● WHAT THIS TASK INVOLVES
Your task is to transcribe the records exactly, skipping every image.

● Figure data in JSON
|---|

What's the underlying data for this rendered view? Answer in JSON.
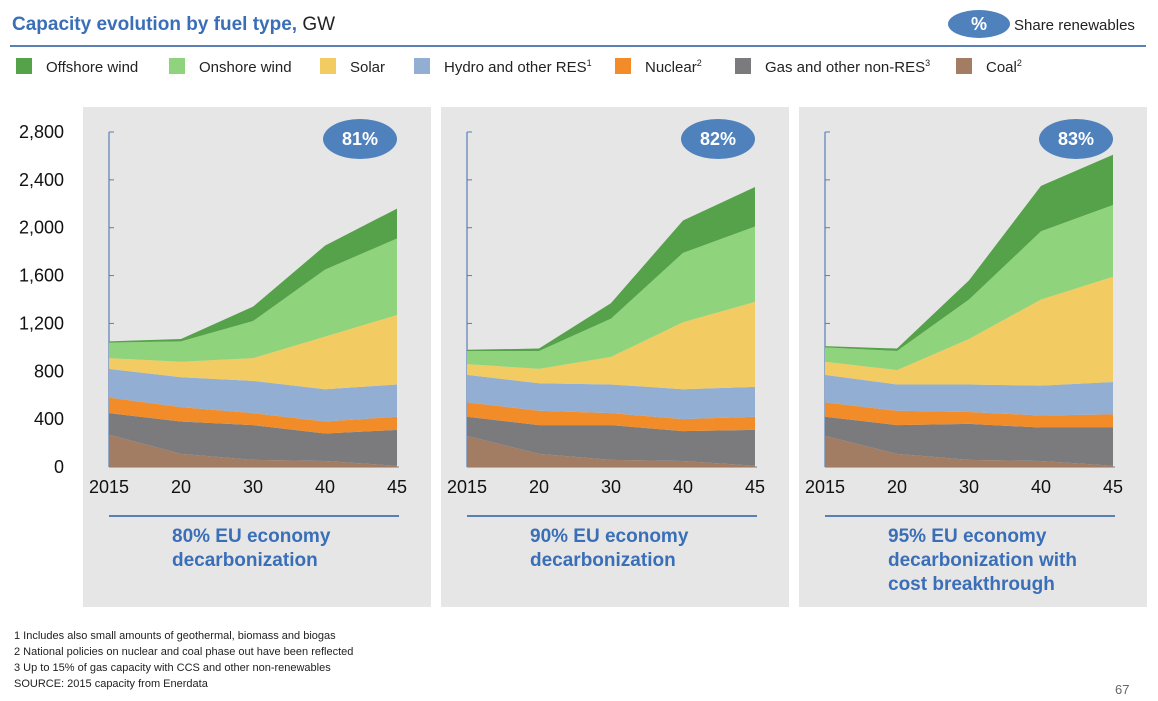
{
  "header": {
    "title_bold": "Capacity evolution by fuel type,",
    "title_unit": "GW",
    "badge": "%",
    "badge_label": "Share renewables"
  },
  "legend": [
    {
      "label": "Offshore wind",
      "sup": "",
      "color": "#55a24a"
    },
    {
      "label": "Onshore wind",
      "sup": "",
      "color": "#8fd47d"
    },
    {
      "label": "Solar",
      "sup": "",
      "color": "#f2cc62"
    },
    {
      "label": "Hydro and other RES",
      "sup": "1",
      "color": "#92afd3"
    },
    {
      "label": "Nuclear",
      "sup": "2",
      "color": "#f28c28"
    },
    {
      "label": "Gas and other non-RES",
      "sup": "3",
      "color": "#7b7b7e"
    },
    {
      "label": "Coal",
      "sup": "2",
      "color": "#a27d64"
    }
  ],
  "chart_data": [
    {
      "type": "area",
      "stacked": true,
      "title_lines": [
        "80% EU economy",
        "decarbonization"
      ],
      "share_renewables": "81%",
      "x": [
        "2015",
        "20",
        "30",
        "40",
        "45"
      ],
      "ylim": [
        0,
        2800
      ],
      "yticks": [
        "0",
        "400",
        "800",
        "1,200",
        "1,600",
        "2,000",
        "2,400",
        "2,800"
      ],
      "series": [
        {
          "name": "Coal",
          "values": [
            270,
            110,
            60,
            50,
            10
          ]
        },
        {
          "name": "Gas and other non-RES",
          "values": [
            180,
            270,
            290,
            230,
            300
          ]
        },
        {
          "name": "Nuclear",
          "values": [
            130,
            120,
            100,
            100,
            110
          ]
        },
        {
          "name": "Hydro and other RES",
          "values": [
            240,
            250,
            270,
            270,
            270
          ]
        },
        {
          "name": "Solar",
          "values": [
            90,
            130,
            190,
            440,
            580
          ]
        },
        {
          "name": "Onshore wind",
          "values": [
            130,
            170,
            310,
            560,
            640
          ]
        },
        {
          "name": "Offshore wind",
          "values": [
            10,
            20,
            120,
            200,
            250
          ]
        }
      ]
    },
    {
      "type": "area",
      "stacked": true,
      "title_lines": [
        "90% EU economy",
        "decarbonization"
      ],
      "share_renewables": "82%",
      "x": [
        "2015",
        "20",
        "30",
        "40",
        "45"
      ],
      "ylim": [
        0,
        2800
      ],
      "yticks": [
        "0",
        "400",
        "800",
        "1,200",
        "1,600",
        "2,000",
        "2,400",
        "2,800"
      ],
      "series": [
        {
          "name": "Coal",
          "values": [
            260,
            110,
            60,
            50,
            10
          ]
        },
        {
          "name": "Gas and other non-RES",
          "values": [
            160,
            240,
            290,
            250,
            300
          ]
        },
        {
          "name": "Nuclear",
          "values": [
            120,
            120,
            100,
            100,
            110
          ]
        },
        {
          "name": "Hydro and other RES",
          "values": [
            230,
            230,
            240,
            250,
            250
          ]
        },
        {
          "name": "Solar",
          "values": [
            90,
            120,
            230,
            560,
            710
          ]
        },
        {
          "name": "Onshore wind",
          "values": [
            110,
            150,
            320,
            580,
            630
          ]
        },
        {
          "name": "Offshore wind",
          "values": [
            10,
            20,
            130,
            270,
            330
          ]
        }
      ]
    },
    {
      "type": "area",
      "stacked": true,
      "title_lines": [
        "95% EU economy",
        "decarbonization with",
        "cost breakthrough"
      ],
      "share_renewables": "83%",
      "x": [
        "2015",
        "20",
        "30",
        "40",
        "45"
      ],
      "ylim": [
        0,
        2800
      ],
      "yticks": [
        "0",
        "400",
        "800",
        "1,200",
        "1,600",
        "2,000",
        "2,400",
        "2,800"
      ],
      "series": [
        {
          "name": "Coal",
          "values": [
            260,
            110,
            60,
            50,
            10
          ]
        },
        {
          "name": "Gas and other non-RES",
          "values": [
            160,
            240,
            300,
            280,
            320
          ]
        },
        {
          "name": "Nuclear",
          "values": [
            120,
            120,
            100,
            100,
            110
          ]
        },
        {
          "name": "Hydro and other RES",
          "values": [
            230,
            220,
            230,
            250,
            270
          ]
        },
        {
          "name": "Solar",
          "values": [
            110,
            120,
            380,
            720,
            880
          ]
        },
        {
          "name": "Onshore wind",
          "values": [
            120,
            160,
            330,
            570,
            600
          ]
        },
        {
          "name": "Offshore wind",
          "values": [
            10,
            20,
            160,
            380,
            420
          ]
        }
      ]
    }
  ],
  "footnotes": [
    "1 Includes also small amounts of geothermal, biomass and biogas",
    "2 National policies on nuclear and coal phase out have been reflected",
    "3 Up to 15% of gas capacity with CCS and other non-renewables",
    "SOURCE: 2015 capacity from Enerdata"
  ],
  "page_number": "67",
  "colors": {
    "accent": "#3a6fb8",
    "badge": "#4f81bd",
    "panel": "#e6e6e6",
    "axis": "#5a7fb5"
  }
}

|---|

● COMPLETE RESPONSE
What's the underlying data for this rendered view? Answer in JSON.
{
  "header": {
    "title_bold": "Capacity evolution by fuel type,",
    "title_unit": "GW",
    "badge": "%",
    "badge_label": "Share renewables"
  },
  "legend": [
    {
      "label": "Offshore wind",
      "sup": "",
      "color": "#55a24a"
    },
    {
      "label": "Onshore wind",
      "sup": "",
      "color": "#8fd47d"
    },
    {
      "label": "Solar",
      "sup": "",
      "color": "#f2cc62"
    },
    {
      "label": "Hydro and other RES",
      "sup": "1",
      "color": "#92afd3"
    },
    {
      "label": "Nuclear",
      "sup": "2",
      "color": "#f28c28"
    },
    {
      "label": "Gas and other non-RES",
      "sup": "3",
      "color": "#7b7b7e"
    },
    {
      "label": "Coal",
      "sup": "2",
      "color": "#a27d64"
    }
  ],
  "chart_data": [
    {
      "type": "area",
      "stacked": true,
      "title_lines": [
        "80% EU economy",
        "decarbonization"
      ],
      "share_renewables": "81%",
      "x": [
        "2015",
        "20",
        "30",
        "40",
        "45"
      ],
      "ylim": [
        0,
        2800
      ],
      "yticks": [
        "0",
        "400",
        "800",
        "1,200",
        "1,600",
        "2,000",
        "2,400",
        "2,800"
      ],
      "series": [
        {
          "name": "Coal",
          "values": [
            270,
            110,
            60,
            50,
            10
          ]
        },
        {
          "name": "Gas and other non-RES",
          "values": [
            180,
            270,
            290,
            230,
            300
          ]
        },
        {
          "name": "Nuclear",
          "values": [
            130,
            120,
            100,
            100,
            110
          ]
        },
        {
          "name": "Hydro and other RES",
          "values": [
            240,
            250,
            270,
            270,
            270
          ]
        },
        {
          "name": "Solar",
          "values": [
            90,
            130,
            190,
            440,
            580
          ]
        },
        {
          "name": "Onshore wind",
          "values": [
            130,
            170,
            310,
            560,
            640
          ]
        },
        {
          "name": "Offshore wind",
          "values": [
            10,
            20,
            120,
            200,
            250
          ]
        }
      ]
    },
    {
      "type": "area",
      "stacked": true,
      "title_lines": [
        "90% EU economy",
        "decarbonization"
      ],
      "share_renewables": "82%",
      "x": [
        "2015",
        "20",
        "30",
        "40",
        "45"
      ],
      "ylim": [
        0,
        2800
      ],
      "yticks": [
        "0",
        "400",
        "800",
        "1,200",
        "1,600",
        "2,000",
        "2,400",
        "2,800"
      ],
      "series": [
        {
          "name": "Coal",
          "values": [
            260,
            110,
            60,
            50,
            10
          ]
        },
        {
          "name": "Gas and other non-RES",
          "values": [
            160,
            240,
            290,
            250,
            300
          ]
        },
        {
          "name": "Nuclear",
          "values": [
            120,
            120,
            100,
            100,
            110
          ]
        },
        {
          "name": "Hydro and other RES",
          "values": [
            230,
            230,
            240,
            250,
            250
          ]
        },
        {
          "name": "Solar",
          "values": [
            90,
            120,
            230,
            560,
            710
          ]
        },
        {
          "name": "Onshore wind",
          "values": [
            110,
            150,
            320,
            580,
            630
          ]
        },
        {
          "name": "Offshore wind",
          "values": [
            10,
            20,
            130,
            270,
            330
          ]
        }
      ]
    },
    {
      "type": "area",
      "stacked": true,
      "title_lines": [
        "95% EU economy",
        "decarbonization with",
        "cost breakthrough"
      ],
      "share_renewables": "83%",
      "x": [
        "2015",
        "20",
        "30",
        "40",
        "45"
      ],
      "ylim": [
        0,
        2800
      ],
      "yticks": [
        "0",
        "400",
        "800",
        "1,200",
        "1,600",
        "2,000",
        "2,400",
        "2,800"
      ],
      "series": [
        {
          "name": "Coal",
          "values": [
            260,
            110,
            60,
            50,
            10
          ]
        },
        {
          "name": "Gas and other non-RES",
          "values": [
            160,
            240,
            300,
            280,
            320
          ]
        },
        {
          "name": "Nuclear",
          "values": [
            120,
            120,
            100,
            100,
            110
          ]
        },
        {
          "name": "Hydro and other RES",
          "values": [
            230,
            220,
            230,
            250,
            270
          ]
        },
        {
          "name": "Solar",
          "values": [
            110,
            120,
            380,
            720,
            880
          ]
        },
        {
          "name": "Onshore wind",
          "values": [
            120,
            160,
            330,
            570,
            600
          ]
        },
        {
          "name": "Offshore wind",
          "values": [
            10,
            20,
            160,
            380,
            420
          ]
        }
      ]
    }
  ],
  "footnotes": [
    "1 Includes also small amounts of geothermal, biomass and biogas",
    "2 National policies on nuclear and coal phase out have been reflected",
    "3 Up to 15% of gas capacity with CCS and other non-renewables",
    "SOURCE: 2015 capacity from Enerdata"
  ],
  "page_number": "67",
  "colors": {
    "accent": "#3a6fb8",
    "badge": "#4f81bd",
    "panel": "#e6e6e6",
    "axis": "#5a7fb5"
  }
}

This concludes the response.